Required task: Would it be possible to write out each entry below exactly, without the pictures?

Data for the task:
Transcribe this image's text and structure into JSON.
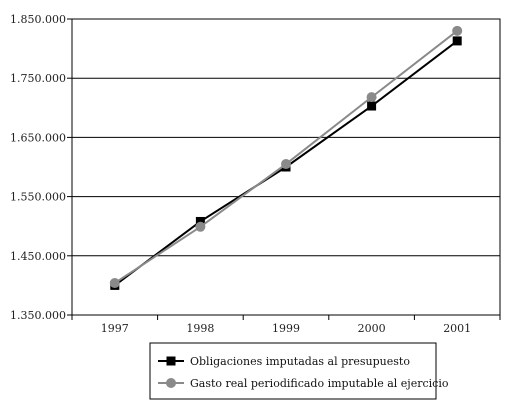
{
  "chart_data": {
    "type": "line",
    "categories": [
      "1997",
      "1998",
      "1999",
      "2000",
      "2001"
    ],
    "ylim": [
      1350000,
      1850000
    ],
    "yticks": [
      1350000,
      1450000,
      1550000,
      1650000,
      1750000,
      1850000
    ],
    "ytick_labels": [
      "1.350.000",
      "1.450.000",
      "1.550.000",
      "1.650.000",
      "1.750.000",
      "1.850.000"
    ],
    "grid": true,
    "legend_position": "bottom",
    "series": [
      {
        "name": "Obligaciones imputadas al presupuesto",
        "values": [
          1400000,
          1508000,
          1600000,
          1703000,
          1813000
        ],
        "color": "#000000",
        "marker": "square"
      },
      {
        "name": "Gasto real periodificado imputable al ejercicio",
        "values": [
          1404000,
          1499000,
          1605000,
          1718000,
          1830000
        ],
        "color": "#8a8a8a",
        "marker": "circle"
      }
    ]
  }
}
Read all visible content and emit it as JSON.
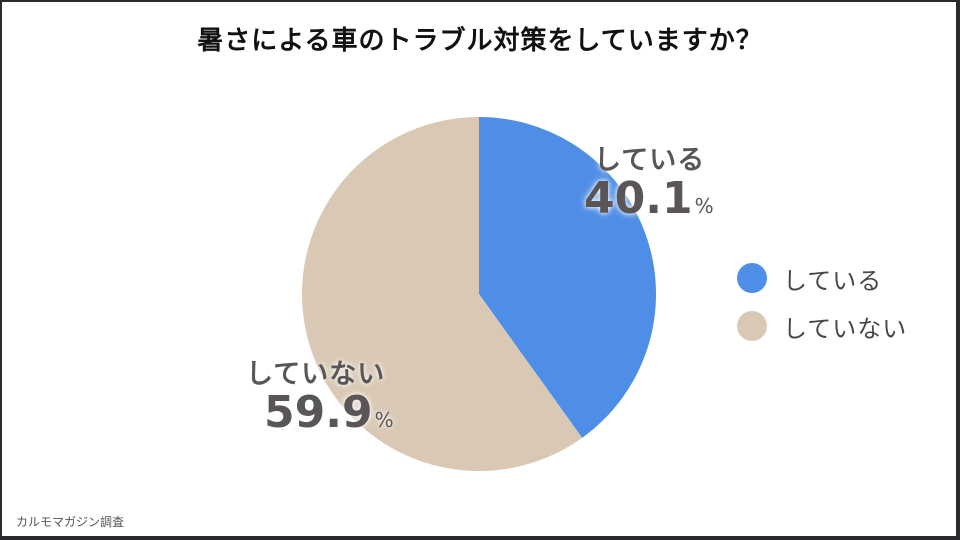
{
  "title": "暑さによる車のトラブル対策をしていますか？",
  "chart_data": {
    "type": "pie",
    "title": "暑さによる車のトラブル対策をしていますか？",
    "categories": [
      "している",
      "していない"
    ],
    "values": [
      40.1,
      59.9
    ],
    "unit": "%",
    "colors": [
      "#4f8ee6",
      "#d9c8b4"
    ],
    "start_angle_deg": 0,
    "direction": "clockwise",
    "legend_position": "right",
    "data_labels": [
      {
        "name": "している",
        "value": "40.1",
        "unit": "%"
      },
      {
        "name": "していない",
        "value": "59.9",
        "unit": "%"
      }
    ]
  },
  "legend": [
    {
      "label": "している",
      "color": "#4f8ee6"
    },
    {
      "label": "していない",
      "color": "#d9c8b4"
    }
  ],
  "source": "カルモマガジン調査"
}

Written response:
Transcribe this image's text and structure into JSON.
{
  "chart_data": {
    "type": "line",
    "categories": [
      "1997",
      "1998",
      "1999",
      "2000",
      "2001"
    ],
    "ylim": [
      1350000,
      1850000
    ],
    "yticks": [
      1350000,
      1450000,
      1550000,
      1650000,
      1750000,
      1850000
    ],
    "ytick_labels": [
      "1.350.000",
      "1.450.000",
      "1.550.000",
      "1.650.000",
      "1.750.000",
      "1.850.000"
    ],
    "grid": true,
    "legend_position": "bottom",
    "series": [
      {
        "name": "Obligaciones imputadas al presupuesto",
        "values": [
          1400000,
          1508000,
          1600000,
          1703000,
          1813000
        ],
        "color": "#000000",
        "marker": "square"
      },
      {
        "name": "Gasto real periodificado imputable al ejercicio",
        "values": [
          1404000,
          1499000,
          1605000,
          1718000,
          1830000
        ],
        "color": "#8a8a8a",
        "marker": "circle"
      }
    ]
  }
}
Read all visible content and emit it as JSON.
{
  "title": "暑さによる車のトラブル対策をしていますか？",
  "chart_data": {
    "type": "pie",
    "title": "暑さによる車のトラブル対策をしていますか？",
    "categories": [
      "している",
      "していない"
    ],
    "values": [
      40.1,
      59.9
    ],
    "unit": "%",
    "colors": [
      "#4f8ee6",
      "#d9c8b4"
    ],
    "start_angle_deg": 0,
    "direction": "clockwise",
    "legend_position": "right",
    "data_labels": [
      {
        "name": "している",
        "value": "40.1",
        "unit": "%"
      },
      {
        "name": "していない",
        "value": "59.9",
        "unit": "%"
      }
    ]
  },
  "legend": [
    {
      "label": "している",
      "color": "#4f8ee6"
    },
    {
      "label": "していない",
      "color": "#d9c8b4"
    }
  ],
  "source": "カルモマガジン調査"
}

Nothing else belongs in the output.